======== Material supplied

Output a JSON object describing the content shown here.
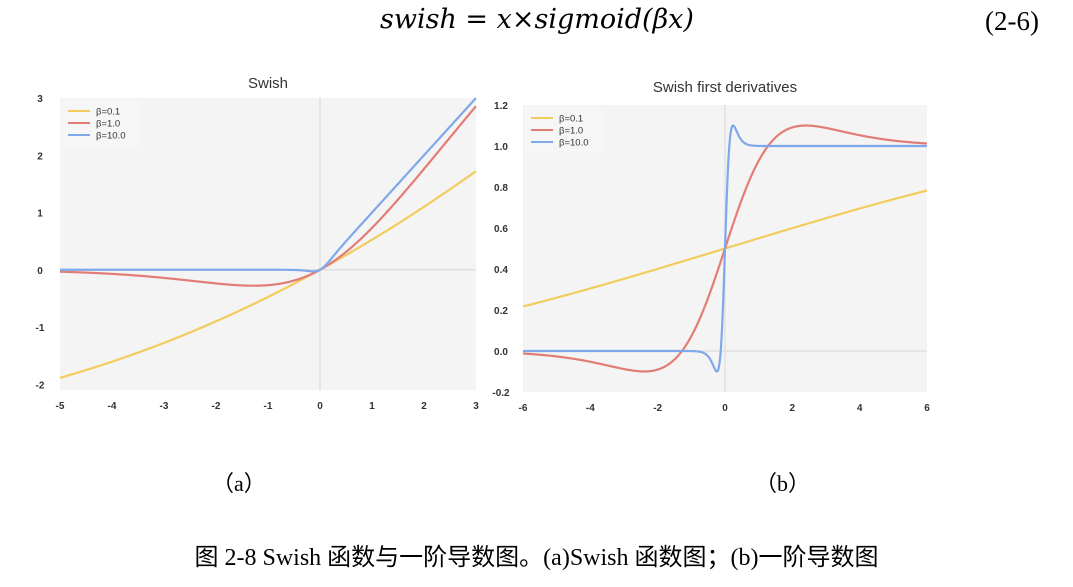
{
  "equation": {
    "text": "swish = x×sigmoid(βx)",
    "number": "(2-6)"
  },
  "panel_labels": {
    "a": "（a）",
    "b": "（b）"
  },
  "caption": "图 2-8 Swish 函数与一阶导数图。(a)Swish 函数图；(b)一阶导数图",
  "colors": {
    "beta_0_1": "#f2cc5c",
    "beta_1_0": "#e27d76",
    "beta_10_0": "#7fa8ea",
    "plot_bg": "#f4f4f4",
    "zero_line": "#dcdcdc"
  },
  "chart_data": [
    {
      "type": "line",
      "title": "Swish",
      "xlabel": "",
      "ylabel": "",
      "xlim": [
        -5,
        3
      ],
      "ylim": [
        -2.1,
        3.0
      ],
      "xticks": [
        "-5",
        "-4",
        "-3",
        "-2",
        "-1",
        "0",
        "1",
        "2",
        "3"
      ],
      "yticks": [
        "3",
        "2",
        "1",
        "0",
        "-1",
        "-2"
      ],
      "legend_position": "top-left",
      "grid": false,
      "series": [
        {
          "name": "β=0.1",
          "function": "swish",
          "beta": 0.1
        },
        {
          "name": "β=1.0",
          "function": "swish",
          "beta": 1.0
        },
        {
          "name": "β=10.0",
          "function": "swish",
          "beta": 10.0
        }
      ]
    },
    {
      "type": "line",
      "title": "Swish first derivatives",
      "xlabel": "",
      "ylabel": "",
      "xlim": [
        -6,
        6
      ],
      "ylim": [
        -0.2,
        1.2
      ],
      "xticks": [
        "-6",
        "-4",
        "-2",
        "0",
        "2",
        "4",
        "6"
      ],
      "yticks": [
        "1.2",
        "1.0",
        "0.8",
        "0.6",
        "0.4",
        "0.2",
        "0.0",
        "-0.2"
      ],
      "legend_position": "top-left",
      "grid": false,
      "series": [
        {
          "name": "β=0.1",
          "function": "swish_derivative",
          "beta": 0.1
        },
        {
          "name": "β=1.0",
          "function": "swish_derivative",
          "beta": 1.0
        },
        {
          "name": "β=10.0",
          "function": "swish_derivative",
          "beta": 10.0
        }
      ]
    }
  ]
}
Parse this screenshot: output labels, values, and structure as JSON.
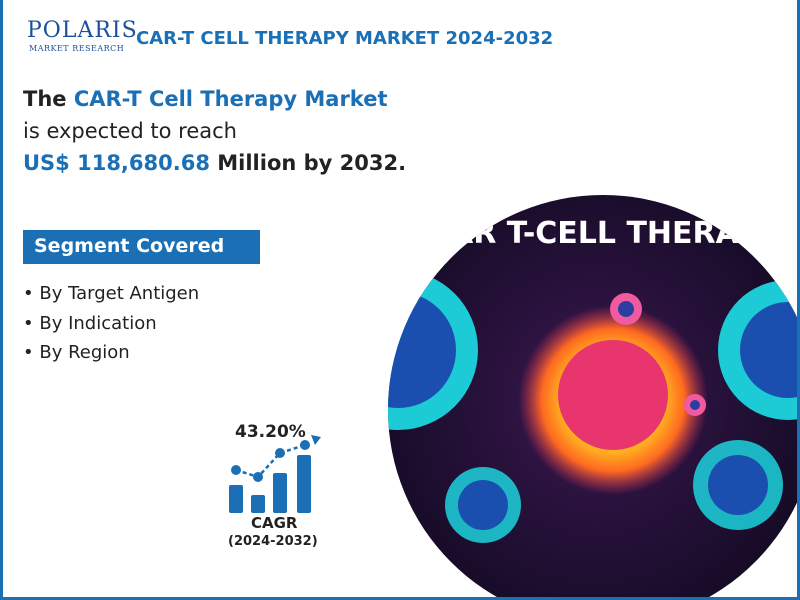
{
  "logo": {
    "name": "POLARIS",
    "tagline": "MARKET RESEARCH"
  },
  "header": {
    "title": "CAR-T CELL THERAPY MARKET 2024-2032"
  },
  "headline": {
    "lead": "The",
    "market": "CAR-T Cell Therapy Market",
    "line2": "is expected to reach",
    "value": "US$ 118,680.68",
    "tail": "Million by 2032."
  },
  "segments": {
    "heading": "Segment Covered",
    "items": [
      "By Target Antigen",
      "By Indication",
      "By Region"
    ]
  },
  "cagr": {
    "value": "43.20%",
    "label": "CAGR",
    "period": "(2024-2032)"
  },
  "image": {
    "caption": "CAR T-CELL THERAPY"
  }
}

================

## Aim of the task
From the listing, extract all text exactly as given and drop any picture.

## Task solution
Output a JSON object describing the content shown here.
{
  "equation": {
    "text": "swish = x×sigmoid(βx)",
    "number": "(2-6)"
  },
  "panel_labels": {
    "a": "（a）",
    "b": "（b）"
  },
  "caption": "图 2-8 Swish 函数与一阶导数图。(a)Swish 函数图；(b)一阶导数图",
  "colors": {
    "beta_0_1": "#f2cc5c",
    "beta_1_0": "#e27d76",
    "beta_10_0": "#7fa8ea",
    "plot_bg": "#f4f4f4",
    "zero_line": "#dcdcdc"
  },
  "chart_data": [
    {
      "type": "line",
      "title": "Swish",
      "xlabel": "",
      "ylabel": "",
      "xlim": [
        -5,
        3
      ],
      "ylim": [
        -2.1,
        3.0
      ],
      "xticks": [
        "-5",
        "-4",
        "-3",
        "-2",
        "-1",
        "0",
        "1",
        "2",
        "3"
      ],
      "yticks": [
        "3",
        "2",
        "1",
        "0",
        "-1",
        "-2"
      ],
      "legend_position": "top-left",
      "grid": false,
      "series": [
        {
          "name": "β=0.1",
          "function": "swish",
          "beta": 0.1
        },
        {
          "name": "β=1.0",
          "function": "swish",
          "beta": 1.0
        },
        {
          "name": "β=10.0",
          "function": "swish",
          "beta": 10.0
        }
      ]
    },
    {
      "type": "line",
      "title": "Swish first derivatives",
      "xlabel": "",
      "ylabel": "",
      "xlim": [
        -6,
        6
      ],
      "ylim": [
        -0.2,
        1.2
      ],
      "xticks": [
        "-6",
        "-4",
        "-2",
        "0",
        "2",
        "4",
        "6"
      ],
      "yticks": [
        "1.2",
        "1.0",
        "0.8",
        "0.6",
        "0.4",
        "0.2",
        "0.0",
        "-0.2"
      ],
      "legend_position": "top-left",
      "grid": false,
      "series": [
        {
          "name": "β=0.1",
          "function": "swish_derivative",
          "beta": 0.1
        },
        {
          "name": "β=1.0",
          "function": "swish_derivative",
          "beta": 1.0
        },
        {
          "name": "β=10.0",
          "function": "swish_derivative",
          "beta": 10.0
        }
      ]
    }
  ]
}
Parse this screenshot: output labels, values, and structure as JSON.
{
  "logo": {
    "name": "POLARIS",
    "tagline": "MARKET RESEARCH"
  },
  "header": {
    "title": "CAR-T CELL THERAPY MARKET 2024-2032"
  },
  "headline": {
    "lead": "The",
    "market": "CAR-T Cell Therapy Market",
    "line2": "is expected to reach",
    "value": "US$ 118,680.68",
    "tail": "Million by 2032."
  },
  "segments": {
    "heading": "Segment Covered",
    "items": [
      "By Target Antigen",
      "By Indication",
      "By Region"
    ]
  },
  "cagr": {
    "value": "43.20%",
    "label": "CAGR",
    "period": "(2024-2032)"
  },
  "image": {
    "caption": "CAR T-CELL THERAPY"
  }
}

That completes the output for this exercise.